§ Exercise instructions: Exact transcription of the data below is required, without the images.

§ Supplied data:
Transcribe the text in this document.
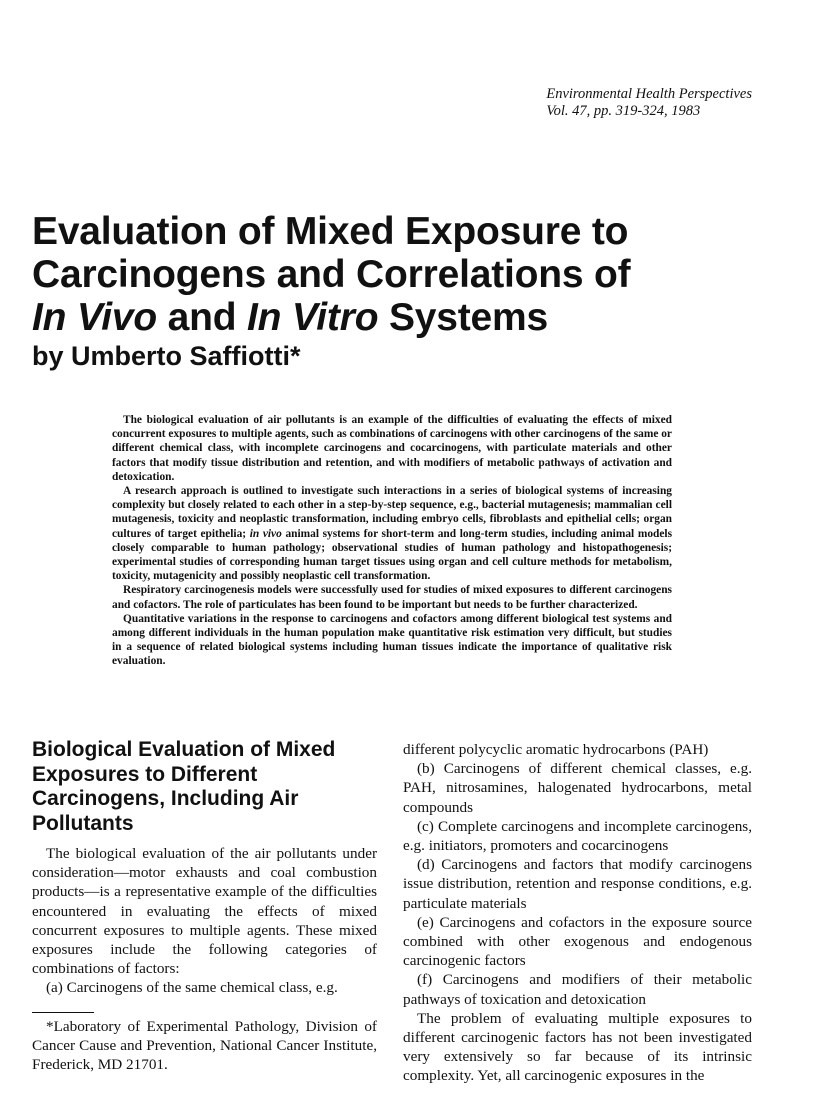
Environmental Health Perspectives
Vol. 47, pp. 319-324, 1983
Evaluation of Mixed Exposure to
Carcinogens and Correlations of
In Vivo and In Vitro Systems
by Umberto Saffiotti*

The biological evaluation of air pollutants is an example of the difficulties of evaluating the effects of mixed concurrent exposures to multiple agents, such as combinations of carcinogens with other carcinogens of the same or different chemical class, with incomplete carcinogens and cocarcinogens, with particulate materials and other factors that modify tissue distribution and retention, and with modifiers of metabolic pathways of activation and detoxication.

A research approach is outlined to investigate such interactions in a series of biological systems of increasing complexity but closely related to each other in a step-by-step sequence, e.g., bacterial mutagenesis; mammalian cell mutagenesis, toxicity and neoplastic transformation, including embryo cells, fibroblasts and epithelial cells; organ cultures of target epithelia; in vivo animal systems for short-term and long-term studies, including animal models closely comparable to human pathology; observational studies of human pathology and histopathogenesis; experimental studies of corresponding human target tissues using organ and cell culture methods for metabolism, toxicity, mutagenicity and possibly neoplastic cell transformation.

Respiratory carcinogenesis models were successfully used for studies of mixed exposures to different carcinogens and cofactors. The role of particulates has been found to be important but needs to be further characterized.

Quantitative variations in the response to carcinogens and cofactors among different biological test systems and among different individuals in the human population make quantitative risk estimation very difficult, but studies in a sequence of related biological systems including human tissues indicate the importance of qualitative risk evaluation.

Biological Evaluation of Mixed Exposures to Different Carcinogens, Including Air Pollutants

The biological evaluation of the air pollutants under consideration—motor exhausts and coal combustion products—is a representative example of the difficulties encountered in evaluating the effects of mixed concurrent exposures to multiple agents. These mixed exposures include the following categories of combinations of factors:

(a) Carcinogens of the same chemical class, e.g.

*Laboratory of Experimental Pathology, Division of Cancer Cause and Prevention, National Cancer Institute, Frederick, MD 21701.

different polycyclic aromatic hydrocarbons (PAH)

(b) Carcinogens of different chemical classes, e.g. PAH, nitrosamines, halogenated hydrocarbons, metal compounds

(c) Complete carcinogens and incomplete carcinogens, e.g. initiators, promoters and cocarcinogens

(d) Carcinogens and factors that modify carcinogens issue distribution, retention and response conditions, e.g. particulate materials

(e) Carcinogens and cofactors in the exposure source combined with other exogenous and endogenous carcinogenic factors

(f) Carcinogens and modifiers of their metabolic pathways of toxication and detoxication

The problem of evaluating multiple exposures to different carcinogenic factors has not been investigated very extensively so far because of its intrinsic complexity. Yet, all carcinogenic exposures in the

§ Result of this exercise:
Transcribe the text in this document.
Environmental Health Perspectives
Vol. 47, pp. 319-324, 1983
Evaluation of Mixed Exposure to
Carcinogens and Correlations of
In Vivo and In Vitro Systems
by Umberto Saffiotti*

The biological evaluation of air pollutants is an example of the difficulties of evaluating the effects of mixed concurrent exposures to multiple agents, such as combinations of carcinogens with other carcinogens of the same or different chemical class, with incomplete carcinogens and cocarcinogens, with particulate materials and other factors that modify tissue distribution and retention, and with modifiers of metabolic pathways of activation and detoxication.

A research approach is outlined to investigate such interactions in a series of biological systems of increasing complexity but closely related to each other in a step-by-step sequence, e.g., bacterial mutagenesis; mammalian cell mutagenesis, toxicity and neoplastic transformation, including embryo cells, fibroblasts and epithelial cells; organ cultures of target epithelia; in vivo animal systems for short-term and long-term studies, including animal models closely comparable to human pathology; observational studies of human pathology and histopathogenesis; experimental studies of corresponding human target tissues using organ and cell culture methods for metabolism, toxicity, mutagenicity and possibly neoplastic cell transformation.

Respiratory carcinogenesis models were successfully used for studies of mixed exposures to different carcinogens and cofactors. The role of particulates has been found to be important but needs to be further characterized.

Quantitative variations in the response to carcinogens and cofactors among different biological test systems and among different individuals in the human population make quantitative risk estimation very difficult, but studies in a sequence of related biological systems including human tissues indicate the importance of qualitative risk evaluation.

Biological Evaluation of Mixed Exposures to Different Carcinogens, Including Air Pollutants

The biological evaluation of the air pollutants under consideration—motor exhausts and coal combustion products—is a representative example of the difficulties encountered in evaluating the effects of mixed concurrent exposures to multiple agents. These mixed exposures include the following categories of combinations of factors:

(a) Carcinogens of the same chemical class, e.g.

*Laboratory of Experimental Pathology, Division of Cancer Cause and Prevention, National Cancer Institute, Frederick, MD 21701.

different polycyclic aromatic hydrocarbons (PAH)

(b) Carcinogens of different chemical classes, e.g. PAH, nitrosamines, halogenated hydrocarbons, metal compounds

(c) Complete carcinogens and incomplete carcinogens, e.g. initiators, promoters and cocarcinogens

(d) Carcinogens and factors that modify carcinogens issue distribution, retention and response conditions, e.g. particulate materials

(e) Carcinogens and cofactors in the exposure source combined with other exogenous and endogenous carcinogenic factors

(f) Carcinogens and modifiers of their metabolic pathways of toxication and detoxication

The problem of evaluating multiple exposures to different carcinogenic factors has not been investigated very extensively so far because of its intrinsic complexity. Yet, all carcinogenic exposures in the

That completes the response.